>> Start Provided material

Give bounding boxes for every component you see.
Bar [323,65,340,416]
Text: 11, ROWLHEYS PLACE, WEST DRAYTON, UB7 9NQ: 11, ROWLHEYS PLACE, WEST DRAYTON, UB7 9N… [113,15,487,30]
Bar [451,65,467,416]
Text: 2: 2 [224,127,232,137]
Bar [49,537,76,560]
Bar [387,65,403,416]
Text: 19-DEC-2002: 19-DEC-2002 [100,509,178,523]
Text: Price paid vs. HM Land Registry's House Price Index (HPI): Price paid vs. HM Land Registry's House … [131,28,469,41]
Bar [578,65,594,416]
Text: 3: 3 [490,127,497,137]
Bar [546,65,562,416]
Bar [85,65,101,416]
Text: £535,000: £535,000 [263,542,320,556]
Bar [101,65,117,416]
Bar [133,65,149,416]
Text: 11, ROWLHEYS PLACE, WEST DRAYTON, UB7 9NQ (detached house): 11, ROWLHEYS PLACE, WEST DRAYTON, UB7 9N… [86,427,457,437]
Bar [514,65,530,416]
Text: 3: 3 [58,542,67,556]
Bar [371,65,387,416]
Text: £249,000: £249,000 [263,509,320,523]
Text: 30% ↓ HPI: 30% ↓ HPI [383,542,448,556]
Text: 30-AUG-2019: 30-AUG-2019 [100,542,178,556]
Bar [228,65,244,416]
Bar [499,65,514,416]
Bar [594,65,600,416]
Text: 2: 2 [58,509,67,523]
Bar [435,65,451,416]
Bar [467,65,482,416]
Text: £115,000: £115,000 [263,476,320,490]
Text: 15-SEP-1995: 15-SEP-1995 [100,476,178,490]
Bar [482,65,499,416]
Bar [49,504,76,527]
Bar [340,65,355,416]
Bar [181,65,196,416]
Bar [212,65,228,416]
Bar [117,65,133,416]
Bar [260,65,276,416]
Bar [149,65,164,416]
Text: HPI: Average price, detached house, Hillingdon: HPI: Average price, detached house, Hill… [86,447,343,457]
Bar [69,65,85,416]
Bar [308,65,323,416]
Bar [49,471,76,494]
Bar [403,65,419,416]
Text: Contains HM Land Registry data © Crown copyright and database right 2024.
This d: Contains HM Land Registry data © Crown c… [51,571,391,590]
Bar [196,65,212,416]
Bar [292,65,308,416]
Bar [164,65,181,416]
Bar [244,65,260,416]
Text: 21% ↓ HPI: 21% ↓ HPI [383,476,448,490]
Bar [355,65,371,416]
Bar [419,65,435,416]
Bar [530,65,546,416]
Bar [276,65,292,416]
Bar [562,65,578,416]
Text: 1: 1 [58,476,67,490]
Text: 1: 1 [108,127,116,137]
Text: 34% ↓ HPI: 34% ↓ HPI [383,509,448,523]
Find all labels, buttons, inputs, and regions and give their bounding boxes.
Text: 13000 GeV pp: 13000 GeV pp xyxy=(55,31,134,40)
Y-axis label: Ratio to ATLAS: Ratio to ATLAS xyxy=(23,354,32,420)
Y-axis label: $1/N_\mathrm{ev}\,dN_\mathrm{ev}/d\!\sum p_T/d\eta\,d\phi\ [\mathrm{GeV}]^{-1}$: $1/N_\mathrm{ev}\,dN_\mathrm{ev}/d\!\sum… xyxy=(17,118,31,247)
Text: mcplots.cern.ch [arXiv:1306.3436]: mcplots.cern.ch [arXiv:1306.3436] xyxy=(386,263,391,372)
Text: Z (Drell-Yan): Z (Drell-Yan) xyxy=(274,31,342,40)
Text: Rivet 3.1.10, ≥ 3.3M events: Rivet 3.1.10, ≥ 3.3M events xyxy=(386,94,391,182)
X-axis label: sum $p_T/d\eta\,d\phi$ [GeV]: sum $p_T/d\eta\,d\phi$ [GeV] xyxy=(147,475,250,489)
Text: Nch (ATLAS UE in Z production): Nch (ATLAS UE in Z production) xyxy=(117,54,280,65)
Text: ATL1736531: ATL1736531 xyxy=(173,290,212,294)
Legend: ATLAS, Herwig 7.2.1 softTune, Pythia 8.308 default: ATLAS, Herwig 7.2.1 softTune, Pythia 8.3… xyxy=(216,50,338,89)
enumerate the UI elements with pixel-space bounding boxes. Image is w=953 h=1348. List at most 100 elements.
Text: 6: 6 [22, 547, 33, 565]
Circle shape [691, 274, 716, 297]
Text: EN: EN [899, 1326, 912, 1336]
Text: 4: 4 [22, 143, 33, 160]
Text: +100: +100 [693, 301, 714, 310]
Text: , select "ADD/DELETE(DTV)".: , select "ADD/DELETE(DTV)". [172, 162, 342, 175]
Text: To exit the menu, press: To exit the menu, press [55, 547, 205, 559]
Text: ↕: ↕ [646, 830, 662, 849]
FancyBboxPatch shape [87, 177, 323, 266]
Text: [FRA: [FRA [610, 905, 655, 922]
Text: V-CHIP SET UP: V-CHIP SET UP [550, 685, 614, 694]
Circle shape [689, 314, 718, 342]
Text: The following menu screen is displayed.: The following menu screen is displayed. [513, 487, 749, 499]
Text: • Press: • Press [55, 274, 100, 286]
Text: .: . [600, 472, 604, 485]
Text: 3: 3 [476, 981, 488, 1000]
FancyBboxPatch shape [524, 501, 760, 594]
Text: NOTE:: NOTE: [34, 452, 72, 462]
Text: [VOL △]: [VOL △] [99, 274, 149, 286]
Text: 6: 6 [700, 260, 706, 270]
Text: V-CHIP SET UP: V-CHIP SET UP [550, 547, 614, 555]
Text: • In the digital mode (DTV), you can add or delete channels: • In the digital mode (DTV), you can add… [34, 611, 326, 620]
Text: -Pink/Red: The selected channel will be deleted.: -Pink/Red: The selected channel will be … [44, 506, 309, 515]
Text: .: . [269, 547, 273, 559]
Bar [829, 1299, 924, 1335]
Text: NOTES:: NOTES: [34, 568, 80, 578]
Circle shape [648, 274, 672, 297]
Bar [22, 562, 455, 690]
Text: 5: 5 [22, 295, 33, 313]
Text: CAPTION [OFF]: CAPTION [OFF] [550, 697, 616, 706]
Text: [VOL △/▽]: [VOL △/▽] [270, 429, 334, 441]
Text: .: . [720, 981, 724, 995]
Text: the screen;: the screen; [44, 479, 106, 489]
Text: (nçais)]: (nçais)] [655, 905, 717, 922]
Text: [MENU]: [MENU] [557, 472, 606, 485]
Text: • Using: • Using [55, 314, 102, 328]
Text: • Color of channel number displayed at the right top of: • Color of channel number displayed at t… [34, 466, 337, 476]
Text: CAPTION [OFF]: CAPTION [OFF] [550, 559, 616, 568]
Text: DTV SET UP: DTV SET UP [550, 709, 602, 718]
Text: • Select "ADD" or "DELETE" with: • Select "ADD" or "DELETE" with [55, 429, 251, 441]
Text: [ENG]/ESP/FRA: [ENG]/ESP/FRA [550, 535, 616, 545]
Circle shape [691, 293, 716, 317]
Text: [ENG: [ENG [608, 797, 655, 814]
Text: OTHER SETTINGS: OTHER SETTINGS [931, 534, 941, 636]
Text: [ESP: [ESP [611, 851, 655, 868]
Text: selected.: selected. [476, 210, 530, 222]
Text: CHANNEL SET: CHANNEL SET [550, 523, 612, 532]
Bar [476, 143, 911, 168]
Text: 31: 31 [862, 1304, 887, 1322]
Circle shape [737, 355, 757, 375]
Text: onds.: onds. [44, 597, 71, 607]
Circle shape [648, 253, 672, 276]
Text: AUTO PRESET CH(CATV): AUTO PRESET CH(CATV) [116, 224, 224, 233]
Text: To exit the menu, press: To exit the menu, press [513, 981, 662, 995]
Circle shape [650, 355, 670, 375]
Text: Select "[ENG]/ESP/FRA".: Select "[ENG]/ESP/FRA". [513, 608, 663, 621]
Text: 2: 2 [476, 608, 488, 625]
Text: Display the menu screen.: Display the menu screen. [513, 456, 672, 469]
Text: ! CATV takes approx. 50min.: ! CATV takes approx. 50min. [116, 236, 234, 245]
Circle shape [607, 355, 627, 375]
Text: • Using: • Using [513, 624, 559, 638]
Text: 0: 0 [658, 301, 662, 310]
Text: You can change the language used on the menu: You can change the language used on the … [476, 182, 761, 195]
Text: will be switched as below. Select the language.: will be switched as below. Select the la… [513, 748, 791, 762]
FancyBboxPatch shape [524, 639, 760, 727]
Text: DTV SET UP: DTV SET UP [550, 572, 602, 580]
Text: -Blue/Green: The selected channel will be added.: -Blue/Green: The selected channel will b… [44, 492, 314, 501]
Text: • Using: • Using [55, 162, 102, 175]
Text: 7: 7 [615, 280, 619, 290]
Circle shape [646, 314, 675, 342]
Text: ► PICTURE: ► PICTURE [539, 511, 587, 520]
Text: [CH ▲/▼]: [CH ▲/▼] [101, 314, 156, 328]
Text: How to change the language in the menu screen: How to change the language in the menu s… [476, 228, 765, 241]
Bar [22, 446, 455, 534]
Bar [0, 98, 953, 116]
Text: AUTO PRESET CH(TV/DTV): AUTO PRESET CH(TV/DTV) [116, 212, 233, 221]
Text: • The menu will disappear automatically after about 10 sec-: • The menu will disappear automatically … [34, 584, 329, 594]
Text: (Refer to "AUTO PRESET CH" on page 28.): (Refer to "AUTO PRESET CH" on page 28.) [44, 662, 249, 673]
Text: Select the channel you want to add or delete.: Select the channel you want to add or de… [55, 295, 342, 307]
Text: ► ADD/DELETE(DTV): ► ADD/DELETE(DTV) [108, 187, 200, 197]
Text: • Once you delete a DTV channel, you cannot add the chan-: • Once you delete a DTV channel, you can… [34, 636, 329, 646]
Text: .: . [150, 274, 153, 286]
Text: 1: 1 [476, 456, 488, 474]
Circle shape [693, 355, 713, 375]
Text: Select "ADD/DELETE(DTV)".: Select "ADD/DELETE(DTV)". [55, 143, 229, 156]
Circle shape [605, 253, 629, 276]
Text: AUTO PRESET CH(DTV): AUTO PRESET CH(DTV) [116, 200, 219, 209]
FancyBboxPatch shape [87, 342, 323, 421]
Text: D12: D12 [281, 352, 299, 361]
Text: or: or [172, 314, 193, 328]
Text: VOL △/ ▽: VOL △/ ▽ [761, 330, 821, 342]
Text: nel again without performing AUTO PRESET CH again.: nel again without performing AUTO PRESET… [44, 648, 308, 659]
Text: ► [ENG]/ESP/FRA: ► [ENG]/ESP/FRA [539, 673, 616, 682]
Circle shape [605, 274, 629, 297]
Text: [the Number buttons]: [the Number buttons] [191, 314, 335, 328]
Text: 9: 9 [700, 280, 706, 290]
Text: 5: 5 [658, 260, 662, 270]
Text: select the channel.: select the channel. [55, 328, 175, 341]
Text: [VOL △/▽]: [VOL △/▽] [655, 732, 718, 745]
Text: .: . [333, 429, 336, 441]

>> End Provided material

**What you are asked to do:**
Copy the data word for word, beginning with its first line and ending with the line that contains "Text: 30% ↓ HPI: 30% ↓ HPI [383,542,448,556]", including both of those lines.

**Response to the exercise:**
Give bounding boxes for every component you see.
Bar [323,65,340,416]
Text: 11, ROWLHEYS PLACE, WEST DRAYTON, UB7 9NQ: 11, ROWLHEYS PLACE, WEST DRAYTON, UB7 9N… [113,15,487,30]
Bar [451,65,467,416]
Text: 2: 2 [224,127,232,137]
Bar [49,537,76,560]
Bar [387,65,403,416]
Text: 19-DEC-2002: 19-DEC-2002 [100,509,178,523]
Text: Price paid vs. HM Land Registry's House Price Index (HPI): Price paid vs. HM Land Registry's House … [131,28,469,41]
Bar [578,65,594,416]
Text: 3: 3 [490,127,497,137]
Bar [546,65,562,416]
Bar [85,65,101,416]
Text: £535,000: £535,000 [263,542,320,556]
Bar [101,65,117,416]
Bar [133,65,149,416]
Text: 11, ROWLHEYS PLACE, WEST DRAYTON, UB7 9NQ (detached house): 11, ROWLHEYS PLACE, WEST DRAYTON, UB7 9N… [86,427,457,437]
Bar [514,65,530,416]
Text: 3: 3 [58,542,67,556]
Bar [371,65,387,416]
Text: £249,000: £249,000 [263,509,320,523]
Text: 30% ↓ HPI: 30% ↓ HPI [383,542,448,556]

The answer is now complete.